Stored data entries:
____
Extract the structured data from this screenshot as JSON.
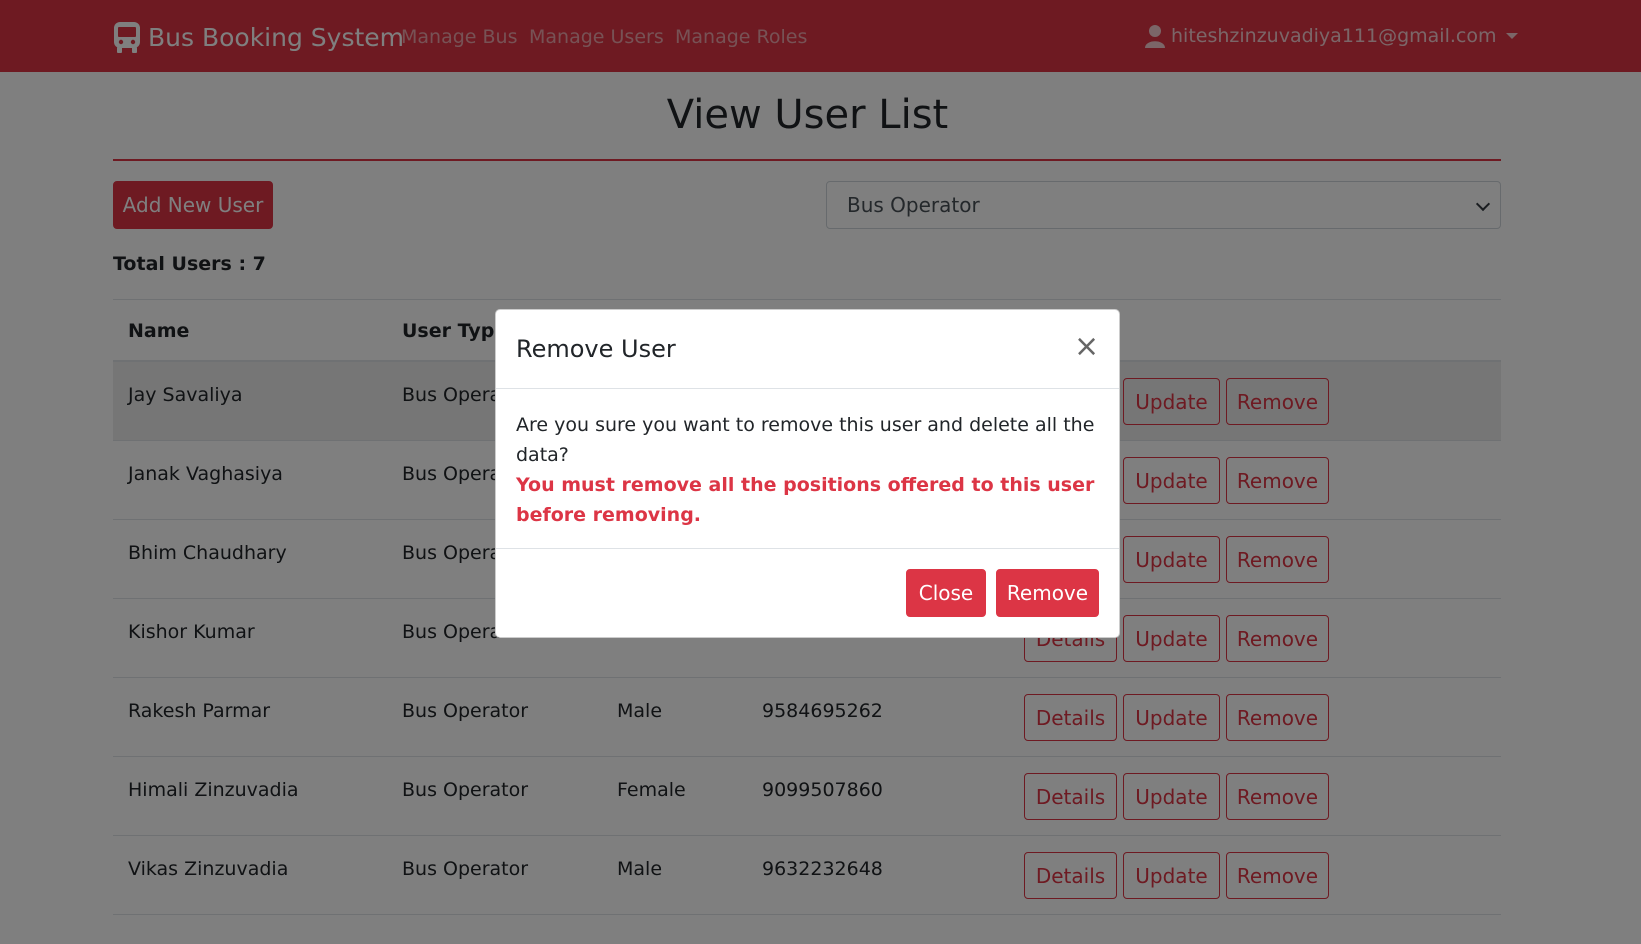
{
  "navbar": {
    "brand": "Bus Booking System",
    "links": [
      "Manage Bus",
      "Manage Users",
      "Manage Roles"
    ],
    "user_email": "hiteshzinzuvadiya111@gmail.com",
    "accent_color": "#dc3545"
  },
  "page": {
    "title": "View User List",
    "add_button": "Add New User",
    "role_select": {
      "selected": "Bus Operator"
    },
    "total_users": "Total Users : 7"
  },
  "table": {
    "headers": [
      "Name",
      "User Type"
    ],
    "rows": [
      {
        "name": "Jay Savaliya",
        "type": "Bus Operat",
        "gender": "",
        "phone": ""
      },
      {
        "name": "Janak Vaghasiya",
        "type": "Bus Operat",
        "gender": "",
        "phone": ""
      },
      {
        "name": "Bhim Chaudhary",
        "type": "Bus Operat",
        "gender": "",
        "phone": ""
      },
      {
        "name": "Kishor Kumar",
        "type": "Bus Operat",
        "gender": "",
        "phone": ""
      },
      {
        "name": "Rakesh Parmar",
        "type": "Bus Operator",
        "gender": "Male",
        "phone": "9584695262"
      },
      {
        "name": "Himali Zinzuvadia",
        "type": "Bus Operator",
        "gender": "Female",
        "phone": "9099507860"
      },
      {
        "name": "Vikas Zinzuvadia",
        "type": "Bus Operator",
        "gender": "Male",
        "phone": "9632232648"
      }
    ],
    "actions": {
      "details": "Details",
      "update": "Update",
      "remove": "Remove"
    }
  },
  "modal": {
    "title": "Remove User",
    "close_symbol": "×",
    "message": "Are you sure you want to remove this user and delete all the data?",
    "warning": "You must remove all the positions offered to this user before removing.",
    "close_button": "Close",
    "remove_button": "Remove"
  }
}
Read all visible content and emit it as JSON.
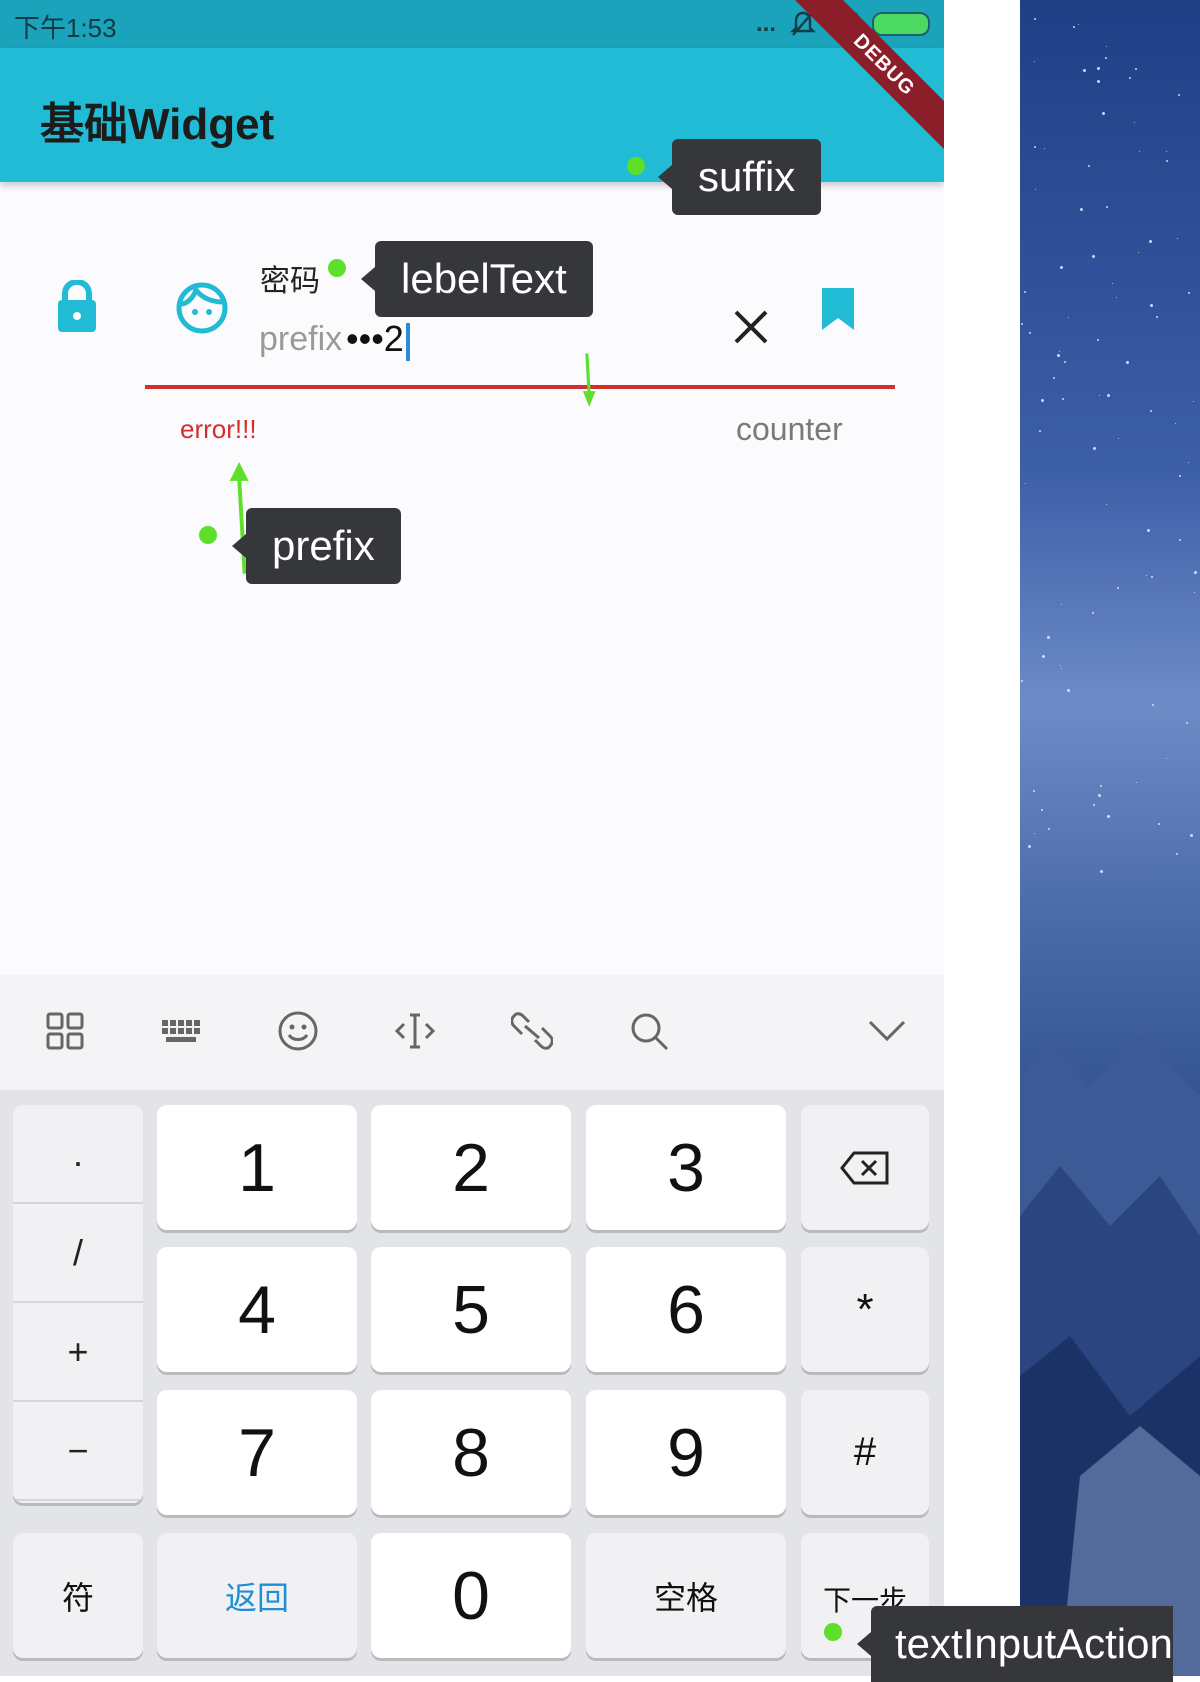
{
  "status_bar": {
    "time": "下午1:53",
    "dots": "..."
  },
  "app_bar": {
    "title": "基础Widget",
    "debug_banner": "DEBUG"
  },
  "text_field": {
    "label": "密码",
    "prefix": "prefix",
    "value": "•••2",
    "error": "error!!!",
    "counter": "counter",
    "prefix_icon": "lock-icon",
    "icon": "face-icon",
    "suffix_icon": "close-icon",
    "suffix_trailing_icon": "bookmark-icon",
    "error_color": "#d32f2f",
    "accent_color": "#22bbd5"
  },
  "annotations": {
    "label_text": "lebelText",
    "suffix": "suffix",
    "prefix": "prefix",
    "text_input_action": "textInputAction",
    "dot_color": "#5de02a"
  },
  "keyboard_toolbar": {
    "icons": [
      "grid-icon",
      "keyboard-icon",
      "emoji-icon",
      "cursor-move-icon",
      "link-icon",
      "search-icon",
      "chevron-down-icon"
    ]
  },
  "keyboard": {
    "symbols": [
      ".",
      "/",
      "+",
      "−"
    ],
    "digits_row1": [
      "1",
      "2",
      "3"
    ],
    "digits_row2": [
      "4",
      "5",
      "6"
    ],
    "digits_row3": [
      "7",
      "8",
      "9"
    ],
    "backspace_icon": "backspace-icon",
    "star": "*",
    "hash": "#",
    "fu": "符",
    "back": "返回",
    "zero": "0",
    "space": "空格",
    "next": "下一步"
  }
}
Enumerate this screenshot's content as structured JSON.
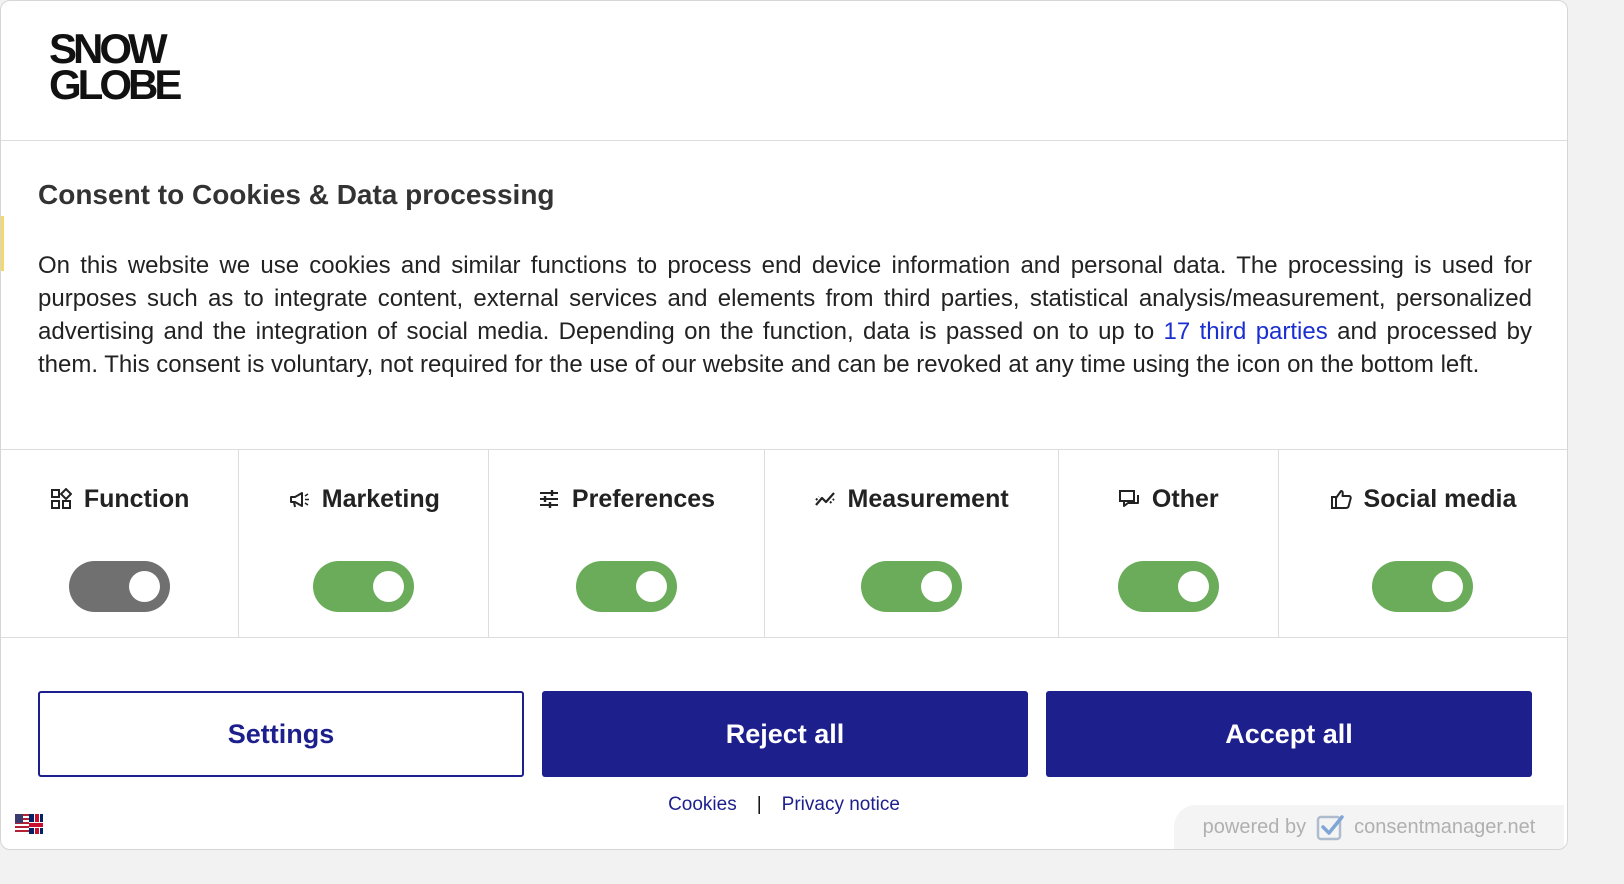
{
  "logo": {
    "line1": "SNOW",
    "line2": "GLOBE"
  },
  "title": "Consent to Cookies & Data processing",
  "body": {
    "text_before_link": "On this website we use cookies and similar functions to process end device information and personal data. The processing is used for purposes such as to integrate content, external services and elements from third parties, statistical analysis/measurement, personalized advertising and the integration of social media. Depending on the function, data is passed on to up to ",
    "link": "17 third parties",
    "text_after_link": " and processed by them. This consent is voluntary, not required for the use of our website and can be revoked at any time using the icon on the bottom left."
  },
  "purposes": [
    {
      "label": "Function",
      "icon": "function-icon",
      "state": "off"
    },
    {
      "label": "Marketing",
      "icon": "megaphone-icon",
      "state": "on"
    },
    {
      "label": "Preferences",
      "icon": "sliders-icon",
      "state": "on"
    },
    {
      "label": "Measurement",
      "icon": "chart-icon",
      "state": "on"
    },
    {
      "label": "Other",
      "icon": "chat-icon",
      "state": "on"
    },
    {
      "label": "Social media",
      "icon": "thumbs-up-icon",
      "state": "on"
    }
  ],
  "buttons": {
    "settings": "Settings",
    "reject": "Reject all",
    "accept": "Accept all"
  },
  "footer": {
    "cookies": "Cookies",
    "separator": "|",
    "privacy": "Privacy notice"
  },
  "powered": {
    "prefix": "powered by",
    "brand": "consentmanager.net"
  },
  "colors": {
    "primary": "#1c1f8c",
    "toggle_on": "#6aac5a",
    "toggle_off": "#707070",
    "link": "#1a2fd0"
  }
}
____
- GIVEN EXERCISE -
Copy all lines of the material above where the string "purposes" occurs.

- RESPONSE BELOW -
    "text_before_link": "On this website we use cookies and similar functions to process end device information and personal data. The processing is used for purposes such as to integrate content, external services and elements from third parties, statistical analysis/measurement, personalized advertising and the integration of social media. Depending on the function, data is passed on to up to ",
  "purposes": [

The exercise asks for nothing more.